> Required task
Each line containing the word "zarejestrowane" should be found and copied.

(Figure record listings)
┌──
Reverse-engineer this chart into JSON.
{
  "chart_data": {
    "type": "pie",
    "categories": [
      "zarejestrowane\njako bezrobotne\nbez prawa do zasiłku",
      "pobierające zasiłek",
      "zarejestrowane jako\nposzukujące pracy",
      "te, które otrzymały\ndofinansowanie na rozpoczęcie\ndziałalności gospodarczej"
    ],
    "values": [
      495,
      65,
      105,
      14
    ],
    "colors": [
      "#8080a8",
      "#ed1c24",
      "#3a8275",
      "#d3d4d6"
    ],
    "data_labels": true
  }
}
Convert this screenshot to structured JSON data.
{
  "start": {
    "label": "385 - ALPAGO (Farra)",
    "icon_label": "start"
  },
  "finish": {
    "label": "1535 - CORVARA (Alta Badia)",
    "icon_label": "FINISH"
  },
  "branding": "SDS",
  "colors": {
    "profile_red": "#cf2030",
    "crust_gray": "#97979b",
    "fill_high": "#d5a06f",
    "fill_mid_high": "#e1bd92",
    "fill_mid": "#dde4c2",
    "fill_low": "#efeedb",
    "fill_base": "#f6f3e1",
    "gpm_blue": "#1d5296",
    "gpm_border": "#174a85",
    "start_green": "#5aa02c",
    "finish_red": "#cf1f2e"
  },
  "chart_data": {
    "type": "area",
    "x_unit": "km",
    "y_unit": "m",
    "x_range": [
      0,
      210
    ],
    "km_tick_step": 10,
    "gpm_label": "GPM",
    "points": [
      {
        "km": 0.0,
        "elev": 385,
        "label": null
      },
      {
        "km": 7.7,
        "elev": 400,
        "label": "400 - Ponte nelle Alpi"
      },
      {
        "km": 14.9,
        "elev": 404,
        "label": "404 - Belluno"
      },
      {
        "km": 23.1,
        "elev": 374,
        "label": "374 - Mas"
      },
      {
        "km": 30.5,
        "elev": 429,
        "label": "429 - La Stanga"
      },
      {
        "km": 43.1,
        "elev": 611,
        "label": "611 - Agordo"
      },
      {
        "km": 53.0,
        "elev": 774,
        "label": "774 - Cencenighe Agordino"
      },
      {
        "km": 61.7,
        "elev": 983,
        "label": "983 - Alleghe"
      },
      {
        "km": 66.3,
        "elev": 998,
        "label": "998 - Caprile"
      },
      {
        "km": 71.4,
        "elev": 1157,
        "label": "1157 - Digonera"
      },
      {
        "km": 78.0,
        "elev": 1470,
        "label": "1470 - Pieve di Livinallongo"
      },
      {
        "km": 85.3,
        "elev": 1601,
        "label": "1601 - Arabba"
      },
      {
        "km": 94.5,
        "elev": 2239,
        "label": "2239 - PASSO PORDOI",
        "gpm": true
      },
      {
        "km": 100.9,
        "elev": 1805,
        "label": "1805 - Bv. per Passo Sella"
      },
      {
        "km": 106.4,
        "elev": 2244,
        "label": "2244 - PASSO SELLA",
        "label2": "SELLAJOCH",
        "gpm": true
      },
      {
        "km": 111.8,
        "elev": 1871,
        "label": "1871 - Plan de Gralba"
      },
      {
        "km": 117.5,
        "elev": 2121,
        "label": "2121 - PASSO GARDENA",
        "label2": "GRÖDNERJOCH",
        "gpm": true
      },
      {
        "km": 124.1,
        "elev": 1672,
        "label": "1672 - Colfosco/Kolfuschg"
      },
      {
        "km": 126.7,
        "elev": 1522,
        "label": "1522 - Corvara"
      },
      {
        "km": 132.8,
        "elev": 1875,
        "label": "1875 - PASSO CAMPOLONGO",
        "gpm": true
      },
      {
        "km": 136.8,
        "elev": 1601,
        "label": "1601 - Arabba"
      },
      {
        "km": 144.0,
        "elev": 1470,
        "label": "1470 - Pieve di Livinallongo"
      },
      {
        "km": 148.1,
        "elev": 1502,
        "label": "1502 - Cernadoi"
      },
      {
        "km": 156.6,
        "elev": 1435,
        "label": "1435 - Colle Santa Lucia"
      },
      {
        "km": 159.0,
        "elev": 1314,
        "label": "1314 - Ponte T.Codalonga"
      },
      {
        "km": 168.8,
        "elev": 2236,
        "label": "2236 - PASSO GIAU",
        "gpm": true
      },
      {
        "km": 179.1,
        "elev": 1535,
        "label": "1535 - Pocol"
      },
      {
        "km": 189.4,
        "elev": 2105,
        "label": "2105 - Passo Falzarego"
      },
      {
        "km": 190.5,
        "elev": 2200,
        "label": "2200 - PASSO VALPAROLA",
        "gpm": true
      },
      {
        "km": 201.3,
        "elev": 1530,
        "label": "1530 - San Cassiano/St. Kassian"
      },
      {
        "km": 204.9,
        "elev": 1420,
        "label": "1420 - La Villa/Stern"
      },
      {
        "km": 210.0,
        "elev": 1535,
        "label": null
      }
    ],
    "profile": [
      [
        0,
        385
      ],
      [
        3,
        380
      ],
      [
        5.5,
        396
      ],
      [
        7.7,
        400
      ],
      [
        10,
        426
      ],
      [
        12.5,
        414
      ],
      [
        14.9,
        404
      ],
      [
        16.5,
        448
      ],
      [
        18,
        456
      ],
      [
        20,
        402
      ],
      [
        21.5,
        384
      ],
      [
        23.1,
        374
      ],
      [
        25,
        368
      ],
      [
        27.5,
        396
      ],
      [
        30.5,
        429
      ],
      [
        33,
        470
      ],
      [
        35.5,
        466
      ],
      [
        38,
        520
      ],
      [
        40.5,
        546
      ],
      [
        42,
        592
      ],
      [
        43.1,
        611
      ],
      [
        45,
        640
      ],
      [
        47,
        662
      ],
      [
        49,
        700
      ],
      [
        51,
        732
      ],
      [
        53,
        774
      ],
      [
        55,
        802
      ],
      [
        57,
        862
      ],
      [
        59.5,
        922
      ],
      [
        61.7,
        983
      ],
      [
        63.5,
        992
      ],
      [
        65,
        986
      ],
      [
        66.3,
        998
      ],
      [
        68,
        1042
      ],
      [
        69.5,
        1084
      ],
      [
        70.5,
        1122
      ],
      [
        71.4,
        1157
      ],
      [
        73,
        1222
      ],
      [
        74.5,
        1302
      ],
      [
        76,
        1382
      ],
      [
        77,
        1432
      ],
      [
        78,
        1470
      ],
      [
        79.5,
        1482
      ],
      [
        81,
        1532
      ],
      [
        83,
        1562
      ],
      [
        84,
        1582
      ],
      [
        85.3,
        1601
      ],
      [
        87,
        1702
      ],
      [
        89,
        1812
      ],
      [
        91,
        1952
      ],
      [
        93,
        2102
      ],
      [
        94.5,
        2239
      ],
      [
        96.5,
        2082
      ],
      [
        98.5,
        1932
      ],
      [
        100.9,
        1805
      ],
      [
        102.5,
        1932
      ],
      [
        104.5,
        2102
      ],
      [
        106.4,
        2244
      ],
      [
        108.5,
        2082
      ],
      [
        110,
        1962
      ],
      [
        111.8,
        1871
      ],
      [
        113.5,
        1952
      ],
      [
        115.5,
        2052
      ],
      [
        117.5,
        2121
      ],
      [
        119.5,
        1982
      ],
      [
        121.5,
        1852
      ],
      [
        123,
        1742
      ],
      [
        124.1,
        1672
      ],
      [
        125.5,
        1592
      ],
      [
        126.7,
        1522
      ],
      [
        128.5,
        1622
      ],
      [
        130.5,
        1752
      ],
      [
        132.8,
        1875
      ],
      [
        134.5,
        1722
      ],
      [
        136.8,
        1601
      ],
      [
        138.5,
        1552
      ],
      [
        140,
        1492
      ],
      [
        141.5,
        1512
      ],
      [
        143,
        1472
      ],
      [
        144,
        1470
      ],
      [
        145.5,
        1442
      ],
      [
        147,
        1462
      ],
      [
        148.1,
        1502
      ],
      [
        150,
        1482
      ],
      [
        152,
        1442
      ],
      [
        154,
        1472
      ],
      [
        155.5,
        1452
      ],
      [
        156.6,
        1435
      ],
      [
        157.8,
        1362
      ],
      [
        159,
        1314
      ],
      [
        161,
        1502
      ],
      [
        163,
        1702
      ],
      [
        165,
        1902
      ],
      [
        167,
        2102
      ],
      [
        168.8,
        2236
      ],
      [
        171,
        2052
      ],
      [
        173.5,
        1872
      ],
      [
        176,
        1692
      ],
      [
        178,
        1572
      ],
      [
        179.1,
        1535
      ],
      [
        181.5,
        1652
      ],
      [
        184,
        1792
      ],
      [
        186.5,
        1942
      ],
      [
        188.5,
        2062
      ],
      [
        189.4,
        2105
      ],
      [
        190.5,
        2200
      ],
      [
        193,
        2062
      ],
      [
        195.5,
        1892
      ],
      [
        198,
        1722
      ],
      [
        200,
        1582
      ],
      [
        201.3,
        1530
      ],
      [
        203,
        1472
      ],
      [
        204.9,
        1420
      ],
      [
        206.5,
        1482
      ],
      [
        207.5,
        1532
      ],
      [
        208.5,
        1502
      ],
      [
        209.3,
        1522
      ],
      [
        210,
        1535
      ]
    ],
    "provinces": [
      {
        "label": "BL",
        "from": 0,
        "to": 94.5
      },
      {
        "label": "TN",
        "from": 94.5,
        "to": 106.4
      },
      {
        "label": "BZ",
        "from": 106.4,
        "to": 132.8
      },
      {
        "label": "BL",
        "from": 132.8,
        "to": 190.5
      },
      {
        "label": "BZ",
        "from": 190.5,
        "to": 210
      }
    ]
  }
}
└──
> Output of the task
      "zarejestrowane\njako bezrobotne\nbez prawa do zasiłku",
      "zarejestrowane jako\nposzukujące pracy",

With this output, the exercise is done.